--- BEGIN ---

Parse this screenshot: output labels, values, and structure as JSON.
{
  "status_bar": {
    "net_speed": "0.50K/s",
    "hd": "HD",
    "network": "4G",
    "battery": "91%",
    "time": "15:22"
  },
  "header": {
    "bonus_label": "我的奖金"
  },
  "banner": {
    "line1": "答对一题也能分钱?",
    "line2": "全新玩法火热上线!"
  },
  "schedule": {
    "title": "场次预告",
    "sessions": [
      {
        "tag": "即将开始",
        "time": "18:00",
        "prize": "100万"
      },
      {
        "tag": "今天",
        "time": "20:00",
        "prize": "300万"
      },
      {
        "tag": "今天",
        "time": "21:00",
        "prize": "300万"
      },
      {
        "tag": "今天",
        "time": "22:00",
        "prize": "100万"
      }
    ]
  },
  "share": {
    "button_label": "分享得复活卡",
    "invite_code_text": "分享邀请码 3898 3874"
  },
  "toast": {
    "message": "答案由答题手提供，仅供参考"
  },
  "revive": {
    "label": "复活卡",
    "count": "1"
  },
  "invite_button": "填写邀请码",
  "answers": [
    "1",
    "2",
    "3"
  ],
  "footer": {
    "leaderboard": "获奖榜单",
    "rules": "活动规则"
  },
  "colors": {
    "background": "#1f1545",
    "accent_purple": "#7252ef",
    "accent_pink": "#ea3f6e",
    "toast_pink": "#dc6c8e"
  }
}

--- END ---

* _Brief_:
Print all the data exactly.

* _Full solution_:
Parse this screenshot: output labels, values, and structure as JSON.
{
  "status_bar": {
    "net_speed": "0.50K/s",
    "hd": "HD",
    "network": "4G",
    "battery": "91%",
    "time": "15:22"
  },
  "header": {
    "bonus_label": "我的奖金"
  },
  "banner": {
    "line1": "答对一题也能分钱?",
    "line2": "全新玩法火热上线!"
  },
  "schedule": {
    "title": "场次预告",
    "sessions": [
      {
        "tag": "即将开始",
        "time": "18:00",
        "prize": "100万"
      },
      {
        "tag": "今天",
        "time": "20:00",
        "prize": "300万"
      },
      {
        "tag": "今天",
        "time": "21:00",
        "prize": "300万"
      },
      {
        "tag": "今天",
        "time": "22:00",
        "prize": "100万"
      }
    ]
  },
  "share": {
    "button_label": "分享得复活卡",
    "invite_code_text": "分享邀请码 3898 3874"
  },
  "toast": {
    "message": "答案由答题手提供，仅供参考"
  },
  "revive": {
    "label": "复活卡",
    "count": "1"
  },
  "invite_button": "填写邀请码",
  "answers": [
    "1",
    "2",
    "3"
  ],
  "footer": {
    "leaderboard": "获奖榜单",
    "rules": "活动规则"
  },
  "colors": {
    "background": "#1f1545",
    "accent_purple": "#7252ef",
    "accent_pink": "#ea3f6e",
    "toast_pink": "#dc6c8e"
  }
}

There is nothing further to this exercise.